_Task objective:_
Rename every "newDoc" to "draftDoc" in the records below and reproduce all lines with nothing else changed.

_Layout region records:_
"""
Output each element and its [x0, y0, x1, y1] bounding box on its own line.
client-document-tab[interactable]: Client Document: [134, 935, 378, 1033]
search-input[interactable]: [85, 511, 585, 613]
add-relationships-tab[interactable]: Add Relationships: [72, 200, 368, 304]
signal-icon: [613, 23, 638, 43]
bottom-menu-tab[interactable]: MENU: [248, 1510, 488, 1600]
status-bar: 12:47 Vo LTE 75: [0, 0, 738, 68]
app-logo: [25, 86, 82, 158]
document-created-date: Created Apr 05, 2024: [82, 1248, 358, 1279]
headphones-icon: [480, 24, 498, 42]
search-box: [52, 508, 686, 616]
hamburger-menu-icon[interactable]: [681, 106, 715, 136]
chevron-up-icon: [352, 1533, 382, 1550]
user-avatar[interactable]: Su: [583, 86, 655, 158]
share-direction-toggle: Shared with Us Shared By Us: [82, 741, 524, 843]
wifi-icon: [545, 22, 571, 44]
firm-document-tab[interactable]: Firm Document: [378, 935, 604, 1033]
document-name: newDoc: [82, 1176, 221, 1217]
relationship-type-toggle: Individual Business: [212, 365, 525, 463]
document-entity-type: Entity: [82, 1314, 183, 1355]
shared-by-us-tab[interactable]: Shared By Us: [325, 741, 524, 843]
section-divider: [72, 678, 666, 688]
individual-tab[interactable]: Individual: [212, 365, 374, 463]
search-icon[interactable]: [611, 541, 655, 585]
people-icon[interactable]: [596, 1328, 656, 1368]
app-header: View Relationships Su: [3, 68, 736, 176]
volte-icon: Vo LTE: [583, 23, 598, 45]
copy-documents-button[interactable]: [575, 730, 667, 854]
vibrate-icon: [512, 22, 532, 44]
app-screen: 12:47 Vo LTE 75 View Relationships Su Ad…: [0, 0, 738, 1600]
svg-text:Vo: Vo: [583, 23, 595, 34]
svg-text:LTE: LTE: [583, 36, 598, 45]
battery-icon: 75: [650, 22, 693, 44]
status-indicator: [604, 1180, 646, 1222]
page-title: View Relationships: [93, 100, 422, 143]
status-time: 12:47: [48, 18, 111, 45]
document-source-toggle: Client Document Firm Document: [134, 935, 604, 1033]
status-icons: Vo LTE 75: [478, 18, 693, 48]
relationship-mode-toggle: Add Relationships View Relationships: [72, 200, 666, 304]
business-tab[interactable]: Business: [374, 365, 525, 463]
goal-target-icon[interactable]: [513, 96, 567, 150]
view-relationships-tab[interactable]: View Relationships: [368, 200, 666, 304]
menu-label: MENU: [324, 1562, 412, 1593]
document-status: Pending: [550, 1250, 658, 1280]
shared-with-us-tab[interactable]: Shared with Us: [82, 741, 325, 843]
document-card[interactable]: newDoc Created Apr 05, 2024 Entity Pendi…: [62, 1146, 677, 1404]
"""
_Expected answer:_
Output each element and its [x0, y0, x1, y1] bounding box on its own line.
client-document-tab[interactable]: Client Document: [134, 935, 378, 1033]
search-input[interactable]: [85, 511, 585, 613]
add-relationships-tab[interactable]: Add Relationships: [72, 200, 368, 304]
signal-icon: [613, 23, 638, 43]
bottom-menu-tab[interactable]: MENU: [248, 1510, 488, 1600]
status-bar: 12:47 Vo LTE 75: [0, 0, 738, 68]
app-logo: [25, 86, 82, 158]
document-created-date: Created Apr 05, 2024: [82, 1248, 358, 1279]
headphones-icon: [480, 24, 498, 42]
search-box: [52, 508, 686, 616]
hamburger-menu-icon[interactable]: [681, 106, 715, 136]
chevron-up-icon: [352, 1533, 382, 1550]
user-avatar[interactable]: Su: [583, 86, 655, 158]
share-direction-toggle: Shared with Us Shared By Us: [82, 741, 524, 843]
wifi-icon: [545, 22, 571, 44]
firm-document-tab[interactable]: Firm Document: [378, 935, 604, 1033]
document-name: draftDoc: [82, 1176, 221, 1217]
relationship-type-toggle: Individual Business: [212, 365, 525, 463]
document-entity-type: Entity: [82, 1314, 183, 1355]
shared-by-us-tab[interactable]: Shared By Us: [325, 741, 524, 843]
section-divider: [72, 678, 666, 688]
individual-tab[interactable]: Individual: [212, 365, 374, 463]
search-icon[interactable]: [611, 541, 655, 585]
people-icon[interactable]: [596, 1328, 656, 1368]
app-header: View Relationships Su: [3, 68, 736, 176]
volte-icon: Vo LTE: [583, 23, 598, 45]
copy-documents-button[interactable]: [575, 730, 667, 854]
vibrate-icon: [512, 22, 532, 44]
app-screen: 12:47 Vo LTE 75 View Relationships Su Ad…: [0, 0, 738, 1600]
svg-text:Vo: Vo: [583, 23, 595, 34]
svg-text:LTE: LTE: [583, 36, 598, 45]
battery-icon: 75: [650, 22, 693, 44]
status-indicator: [604, 1180, 646, 1222]
page-title: View Relationships: [93, 100, 422, 143]
status-time: 12:47: [48, 18, 111, 45]
document-source-toggle: Client Document Firm Document: [134, 935, 604, 1033]
status-icons: Vo LTE 75: [478, 18, 693, 48]
relationship-mode-toggle: Add Relationships View Relationships: [72, 200, 666, 304]
business-tab[interactable]: Business: [374, 365, 525, 463]
goal-target-icon[interactable]: [513, 96, 567, 150]
view-relationships-tab[interactable]: View Relationships: [368, 200, 666, 304]
menu-label: MENU: [324, 1562, 412, 1593]
document-status: Pending: [550, 1250, 658, 1280]
shared-with-us-tab[interactable]: Shared with Us: [82, 741, 325, 843]
document-card[interactable]: draftDoc Created Apr 05, 2024 Entity Pendi…: [62, 1146, 677, 1404]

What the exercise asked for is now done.